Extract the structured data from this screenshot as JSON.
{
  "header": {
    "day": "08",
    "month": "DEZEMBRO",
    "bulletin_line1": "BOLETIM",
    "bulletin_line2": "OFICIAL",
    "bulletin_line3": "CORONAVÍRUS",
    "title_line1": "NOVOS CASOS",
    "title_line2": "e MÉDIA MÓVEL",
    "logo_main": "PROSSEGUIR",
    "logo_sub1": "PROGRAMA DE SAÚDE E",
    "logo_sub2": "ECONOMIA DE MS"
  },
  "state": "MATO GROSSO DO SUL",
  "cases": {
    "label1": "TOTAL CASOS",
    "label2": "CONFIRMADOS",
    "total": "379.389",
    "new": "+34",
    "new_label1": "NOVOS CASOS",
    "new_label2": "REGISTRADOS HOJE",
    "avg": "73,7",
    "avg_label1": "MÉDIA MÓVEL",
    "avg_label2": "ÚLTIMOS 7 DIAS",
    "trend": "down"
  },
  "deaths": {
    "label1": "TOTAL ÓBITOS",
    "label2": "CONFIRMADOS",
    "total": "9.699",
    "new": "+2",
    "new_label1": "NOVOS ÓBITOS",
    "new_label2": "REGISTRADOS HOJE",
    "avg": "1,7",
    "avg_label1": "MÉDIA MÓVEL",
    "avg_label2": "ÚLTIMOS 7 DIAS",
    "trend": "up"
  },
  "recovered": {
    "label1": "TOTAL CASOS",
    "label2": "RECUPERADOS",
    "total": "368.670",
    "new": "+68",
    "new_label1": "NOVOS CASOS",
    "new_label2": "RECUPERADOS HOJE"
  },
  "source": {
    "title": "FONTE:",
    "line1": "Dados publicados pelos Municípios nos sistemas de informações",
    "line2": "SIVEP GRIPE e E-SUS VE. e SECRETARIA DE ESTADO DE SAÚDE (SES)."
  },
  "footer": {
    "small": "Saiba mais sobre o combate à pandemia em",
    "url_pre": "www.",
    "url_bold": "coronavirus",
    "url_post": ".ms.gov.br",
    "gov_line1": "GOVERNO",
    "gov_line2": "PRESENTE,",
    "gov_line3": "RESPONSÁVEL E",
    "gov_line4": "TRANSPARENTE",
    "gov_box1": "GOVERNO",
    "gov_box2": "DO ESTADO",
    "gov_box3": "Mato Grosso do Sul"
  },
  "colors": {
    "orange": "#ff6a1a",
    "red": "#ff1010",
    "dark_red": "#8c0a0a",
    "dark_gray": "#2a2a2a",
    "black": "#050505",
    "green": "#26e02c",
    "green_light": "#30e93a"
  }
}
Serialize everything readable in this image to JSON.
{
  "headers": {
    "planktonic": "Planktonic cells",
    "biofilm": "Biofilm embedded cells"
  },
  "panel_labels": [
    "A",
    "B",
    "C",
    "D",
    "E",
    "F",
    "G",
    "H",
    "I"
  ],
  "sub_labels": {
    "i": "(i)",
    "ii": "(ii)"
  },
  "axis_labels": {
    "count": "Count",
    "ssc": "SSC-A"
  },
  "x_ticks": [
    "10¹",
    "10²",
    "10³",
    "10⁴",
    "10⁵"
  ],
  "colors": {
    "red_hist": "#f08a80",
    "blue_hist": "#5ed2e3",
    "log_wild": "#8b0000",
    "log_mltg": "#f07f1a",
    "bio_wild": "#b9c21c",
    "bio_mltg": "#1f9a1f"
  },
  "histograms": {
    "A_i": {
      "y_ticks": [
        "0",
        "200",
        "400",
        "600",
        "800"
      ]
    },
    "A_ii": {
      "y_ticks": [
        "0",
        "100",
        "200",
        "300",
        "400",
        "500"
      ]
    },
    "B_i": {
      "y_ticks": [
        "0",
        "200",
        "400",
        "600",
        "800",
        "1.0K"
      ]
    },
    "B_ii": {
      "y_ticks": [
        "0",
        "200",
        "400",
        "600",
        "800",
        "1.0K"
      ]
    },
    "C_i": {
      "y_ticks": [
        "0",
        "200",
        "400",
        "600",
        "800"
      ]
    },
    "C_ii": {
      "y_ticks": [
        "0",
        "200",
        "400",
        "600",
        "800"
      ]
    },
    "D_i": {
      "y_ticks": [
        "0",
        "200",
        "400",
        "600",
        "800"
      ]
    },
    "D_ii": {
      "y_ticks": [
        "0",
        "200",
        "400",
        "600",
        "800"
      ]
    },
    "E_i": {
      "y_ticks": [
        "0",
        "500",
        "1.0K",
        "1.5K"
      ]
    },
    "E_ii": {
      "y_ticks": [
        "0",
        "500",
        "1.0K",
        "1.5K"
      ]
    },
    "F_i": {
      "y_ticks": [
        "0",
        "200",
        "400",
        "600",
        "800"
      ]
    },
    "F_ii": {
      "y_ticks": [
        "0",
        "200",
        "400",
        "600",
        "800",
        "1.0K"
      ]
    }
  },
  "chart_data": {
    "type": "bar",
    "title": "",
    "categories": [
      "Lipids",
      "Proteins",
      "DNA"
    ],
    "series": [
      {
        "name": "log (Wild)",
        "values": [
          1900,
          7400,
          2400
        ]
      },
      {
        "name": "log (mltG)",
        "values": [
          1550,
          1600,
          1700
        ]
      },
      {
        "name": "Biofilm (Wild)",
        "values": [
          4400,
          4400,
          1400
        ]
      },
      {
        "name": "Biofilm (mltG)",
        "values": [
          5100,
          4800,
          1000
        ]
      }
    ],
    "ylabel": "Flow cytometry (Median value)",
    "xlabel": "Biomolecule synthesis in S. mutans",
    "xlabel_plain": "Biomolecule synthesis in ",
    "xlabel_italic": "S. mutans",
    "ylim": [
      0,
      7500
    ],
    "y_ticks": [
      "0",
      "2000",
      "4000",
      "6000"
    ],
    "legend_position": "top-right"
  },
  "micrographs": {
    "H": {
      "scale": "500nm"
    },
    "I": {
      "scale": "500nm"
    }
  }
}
*****
AIM OF THE EXERCISE:
Would you please repeat all the entries exactly as written?

ANSWER SPACE:
Extract the structured data from this screenshot as JSON.
{
  "header": {
    "day": "08",
    "month": "DEZEMBRO",
    "bulletin_line1": "BOLETIM",
    "bulletin_line2": "OFICIAL",
    "bulletin_line3": "CORONAVÍRUS",
    "title_line1": "NOVOS CASOS",
    "title_line2": "e MÉDIA MÓVEL",
    "logo_main": "PROSSEGUIR",
    "logo_sub1": "PROGRAMA DE SAÚDE E",
    "logo_sub2": "ECONOMIA DE MS"
  },
  "state": "MATO GROSSO DO SUL",
  "cases": {
    "label1": "TOTAL CASOS",
    "label2": "CONFIRMADOS",
    "total": "379.389",
    "new": "+34",
    "new_label1": "NOVOS CASOS",
    "new_label2": "REGISTRADOS HOJE",
    "avg": "73,7",
    "avg_label1": "MÉDIA MÓVEL",
    "avg_label2": "ÚLTIMOS 7 DIAS",
    "trend": "down"
  },
  "deaths": {
    "label1": "TOTAL ÓBITOS",
    "label2": "CONFIRMADOS",
    "total": "9.699",
    "new": "+2",
    "new_label1": "NOVOS ÓBITOS",
    "new_label2": "REGISTRADOS HOJE",
    "avg": "1,7",
    "avg_label1": "MÉDIA MÓVEL",
    "avg_label2": "ÚLTIMOS 7 DIAS",
    "trend": "up"
  },
  "recovered": {
    "label1": "TOTAL CASOS",
    "label2": "RECUPERADOS",
    "total": "368.670",
    "new": "+68",
    "new_label1": "NOVOS CASOS",
    "new_label2": "RECUPERADOS HOJE"
  },
  "source": {
    "title": "FONTE:",
    "line1": "Dados publicados pelos Municípios nos sistemas de informações",
    "line2": "SIVEP GRIPE e E-SUS VE. e SECRETARIA DE ESTADO DE SAÚDE (SES)."
  },
  "footer": {
    "small": "Saiba mais sobre o combate à pandemia em",
    "url_pre": "www.",
    "url_bold": "coronavirus",
    "url_post": ".ms.gov.br",
    "gov_line1": "GOVERNO",
    "gov_line2": "PRESENTE,",
    "gov_line3": "RESPONSÁVEL E",
    "gov_line4": "TRANSPARENTE",
    "gov_box1": "GOVERNO",
    "gov_box2": "DO ESTADO",
    "gov_box3": "Mato Grosso do Sul"
  },
  "colors": {
    "orange": "#ff6a1a",
    "red": "#ff1010",
    "dark_red": "#8c0a0a",
    "dark_gray": "#2a2a2a",
    "black": "#050505",
    "green": "#26e02c",
    "green_light": "#30e93a"
  }
}
Serialize everything readable in this image to JSON.
{
  "headers": {
    "planktonic": "Planktonic cells",
    "biofilm": "Biofilm embedded cells"
  },
  "panel_labels": [
    "A",
    "B",
    "C",
    "D",
    "E",
    "F",
    "G",
    "H",
    "I"
  ],
  "sub_labels": {
    "i": "(i)",
    "ii": "(ii)"
  },
  "axis_labels": {
    "count": "Count",
    "ssc": "SSC-A"
  },
  "x_ticks": [
    "10¹",
    "10²",
    "10³",
    "10⁴",
    "10⁵"
  ],
  "colors": {
    "red_hist": "#f08a80",
    "blue_hist": "#5ed2e3",
    "log_wild": "#8b0000",
    "log_mltg": "#f07f1a",
    "bio_wild": "#b9c21c",
    "bio_mltg": "#1f9a1f"
  },
  "histograms": {
    "A_i": {
      "y_ticks": [
        "0",
        "200",
        "400",
        "600",
        "800"
      ]
    },
    "A_ii": {
      "y_ticks": [
        "0",
        "100",
        "200",
        "300",
        "400",
        "500"
      ]
    },
    "B_i": {
      "y_ticks": [
        "0",
        "200",
        "400",
        "600",
        "800",
        "1.0K"
      ]
    },
    "B_ii": {
      "y_ticks": [
        "0",
        "200",
        "400",
        "600",
        "800",
        "1.0K"
      ]
    },
    "C_i": {
      "y_ticks": [
        "0",
        "200",
        "400",
        "600",
        "800"
      ]
    },
    "C_ii": {
      "y_ticks": [
        "0",
        "200",
        "400",
        "600",
        "800"
      ]
    },
    "D_i": {
      "y_ticks": [
        "0",
        "200",
        "400",
        "600",
        "800"
      ]
    },
    "D_ii": {
      "y_ticks": [
        "0",
        "200",
        "400",
        "600",
        "800"
      ]
    },
    "E_i": {
      "y_ticks": [
        "0",
        "500",
        "1.0K",
        "1.5K"
      ]
    },
    "E_ii": {
      "y_ticks": [
        "0",
        "500",
        "1.0K",
        "1.5K"
      ]
    },
    "F_i": {
      "y_ticks": [
        "0",
        "200",
        "400",
        "600",
        "800"
      ]
    },
    "F_ii": {
      "y_ticks": [
        "0",
        "200",
        "400",
        "600",
        "800",
        "1.0K"
      ]
    }
  },
  "chart_data": {
    "type": "bar",
    "title": "",
    "categories": [
      "Lipids",
      "Proteins",
      "DNA"
    ],
    "series": [
      {
        "name": "log (Wild)",
        "values": [
          1900,
          7400,
          2400
        ]
      },
      {
        "name": "log (mltG)",
        "values": [
          1550,
          1600,
          1700
        ]
      },
      {
        "name": "Biofilm (Wild)",
        "values": [
          4400,
          4400,
          1400
        ]
      },
      {
        "name": "Biofilm (mltG)",
        "values": [
          5100,
          4800,
          1000
        ]
      }
    ],
    "ylabel": "Flow cytometry (Median value)",
    "xlabel": "Biomolecule synthesis in S. mutans",
    "xlabel_plain": "Biomolecule synthesis in ",
    "xlabel_italic": "S. mutans",
    "ylim": [
      0,
      7500
    ],
    "y_ticks": [
      "0",
      "2000",
      "4000",
      "6000"
    ],
    "legend_position": "top-right"
  },
  "micrographs": {
    "H": {
      "scale": "500nm"
    },
    "I": {
      "scale": "500nm"
    }
  }
}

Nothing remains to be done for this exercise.